** Begin MATERIAL FOR THIS EXERCISE **
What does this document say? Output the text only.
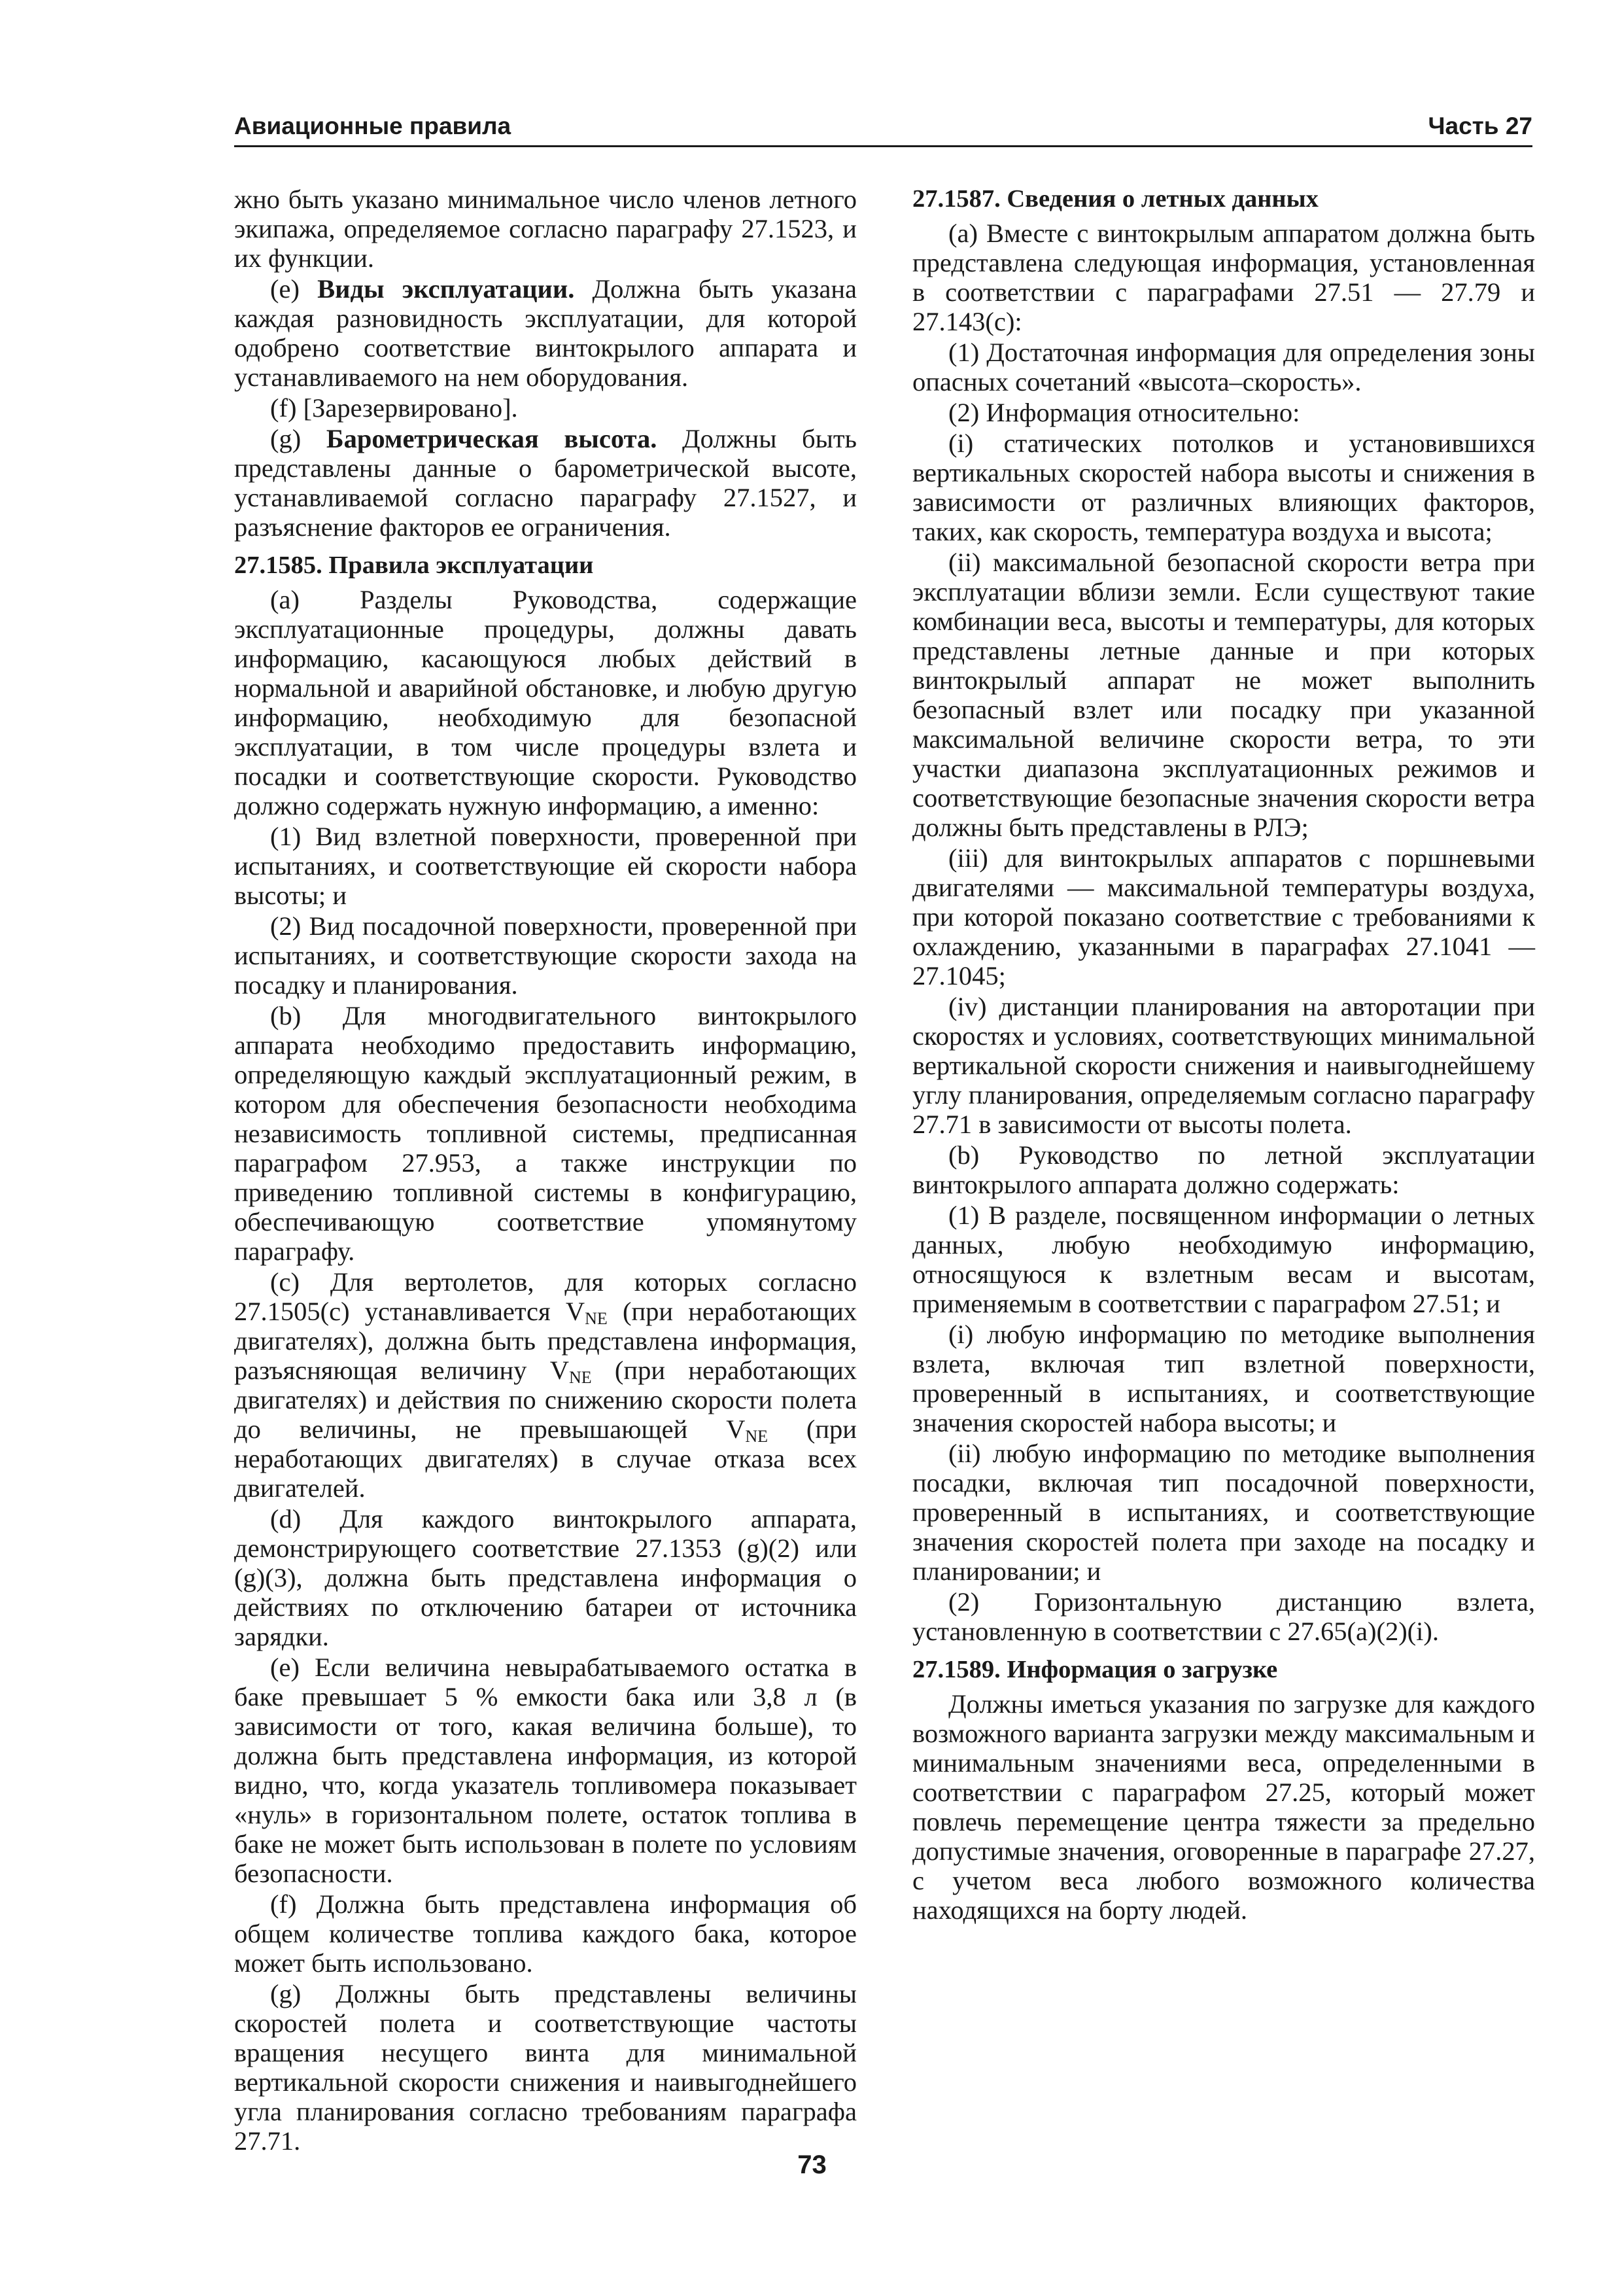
Авиационные правила	Часть 27

жно быть указано минимальное число членов летного экипажа, определяемое согласно параграфу 27.1523, и их функции.

(e) Виды эксплуатации. Должна быть указана каждая разновидность эксплуатации, для которой одобрено соответствие винтокрылого аппарата и устанавливаемого на нем оборудования.

(f) [Зарезервировано].

(g) Барометрическая высота. Должны быть представлены данные о барометрической высоте, устанавливаемой согласно параграфу 27.1527, и разъяснение факторов ее ограничения.

27.1585. Правила эксплуатации

(a) Разделы Руководства, содержащие эксплуатационные процедуры, должны давать информацию, касающуюся любых действий в нормальной и аварийной обстановке, и любую другую информацию, необходимую для безопасной эксплуатации, в том числе процедуры взлета и посадки и соответствующие скорости. Руководство должно содержать нужную информацию, а именно:

(1) Вид взлетной поверхности, проверенной при испытаниях, и соответствующие ей скорости набора высоты; и

(2) Вид посадочной поверхности, проверенной при испытаниях, и соответствующие скорости захода на посадку и планирования.

(b) Для многодвигательного винтокрылого аппарата необходимо предоставить информацию, определяющую каждый эксплуатационный режим, в котором для обеспечения безопасности необходима независимость топливной системы, предписанная параграфом 27.953, а также инструкции по приведению топливной системы в конфигурацию, обеспечивающую соответствие упомянутому параграфу.

(c) Для вертолетов, для которых согласно 27.1505(c) устанавливается $V_{NE}$ (при неработающих двигателях), должна быть представлена информация, разъясняющая величину $V_{NE}$ (при неработающих двигателях) и действия по снижению скорости полета до величины, не превышающей $V_{NE}$ (при неработающих двигателях) в случае отказа всех двигателей.

(d) Для каждого винтокрылого аппарата, демонстрирующего соответствие 27.1353 (g)(2) или (g)(3), должна быть представлена информация о действиях по отключению батареи от источника зарядки.

(e) Если величина невырабатываемого остатка в баке превышает 5 % емкости бака или 3,8 л (в зависимости от того, какая величина больше), то должна быть представлена информация, из которой видно, что, когда указатель топливомера показывает «нуль» в горизонтальном полете, остаток топлива в баке не может быть использован в полете по условиям безопасности.

(f) Должна быть представлена информация об общем количестве топлива каждого бака, которое может быть использовано.

(g) Должны быть представлены величины скоростей полета и соответствующие частоты вращения несущего винта для минимальной вертикальной скорости снижения и наивыгоднейшего угла планирования согласно требованиям параграфа 27.71.

27.1587. Сведения о летных данных

(a) Вместе с винтокрылым аппаратом должна быть представлена следующая информация, установленная в соответствии с параграфами 27.51 — 27.79 и 27.143(c):

(1) Достаточная информация для определения зоны опасных сочетаний «высота–скорость».

(2) Информация относительно:

(i) статических потолков и установившихся вертикальных скоростей набора высоты и снижения в зависимости от различных влияющих факторов, таких, как скорость, температура воздуха и высота;

(ii) максимальной безопасной скорости ветра при эксплуатации вблизи земли. Если существуют такие комбинации веса, высоты и температуры, для которых представлены летные данные и при которых винтокрылый аппарат не может выполнить безопасный взлет или посадку при указанной максимальной величине скорости ветра, то эти участки диапазона эксплуатационных режимов и соответствующие безопасные значения скорости ветра должны быть представлены в РЛЭ;

(iii) для винтокрылых аппаратов с поршневыми двигателями — максимальной температуры воздуха, при которой показано соответствие с требованиями к охлаждению, указанными в параграфах 27.1041 — 27.1045;

(iv) дистанции планирования на авторотации при скоростях и условиях, соответствующих минимальной вертикальной скорости снижения и наивыгоднейшему углу планирования, определяемым согласно параграфу 27.71 в зависимости от высоты полета.

(b) Руководство по летной эксплуатации винтокрылого аппарата должно содержать:

(1) В разделе, посвященном информации о летных данных, любую необходимую информацию, относящуюся к взлетным весам и высотам, применяемым в соответствии с параграфом 27.51; и

(i) любую информацию по методике выполнения взлета, включая тип взлетной поверхности, проверенный в испытаниях, и соответствующие значения скоростей набора высоты; и

(ii) любую информацию по методике выполнения посадки, включая тип посадочной поверхности, проверенный в испытаниях, и соответствующие значения скоростей полета при заходе на посадку и планировании; и

(2) Горизонтальную дистанцию взлета, установленную в соответствии с 27.65(a)(2)(i).

27.1589. Информация о загрузке

Должны иметься указания по загрузке для каждого возможного варианта загрузки между максимальным и минимальным значениями веса, определенными в соответствии с параграфом 27.25, который может повлечь перемещение центра тяжести за предельно допустимые значения, оговоренные в параграфе 27.27, с учетом веса любого возможного количества находящихся на борту людей.

73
** End MATERIAL FOR THIS EXERCISE **
Which lines of the data above contain "скорость"? Copy each one.

(1) Достаточная информация для определения зоны опасных сочетаний «высота–скорость».
(i) статических потолков и установившихся вертикальных скоростей набора высоты и снижения в зависимости от различных влияющих факторов, таких, как скорость, температура воздуха и высота;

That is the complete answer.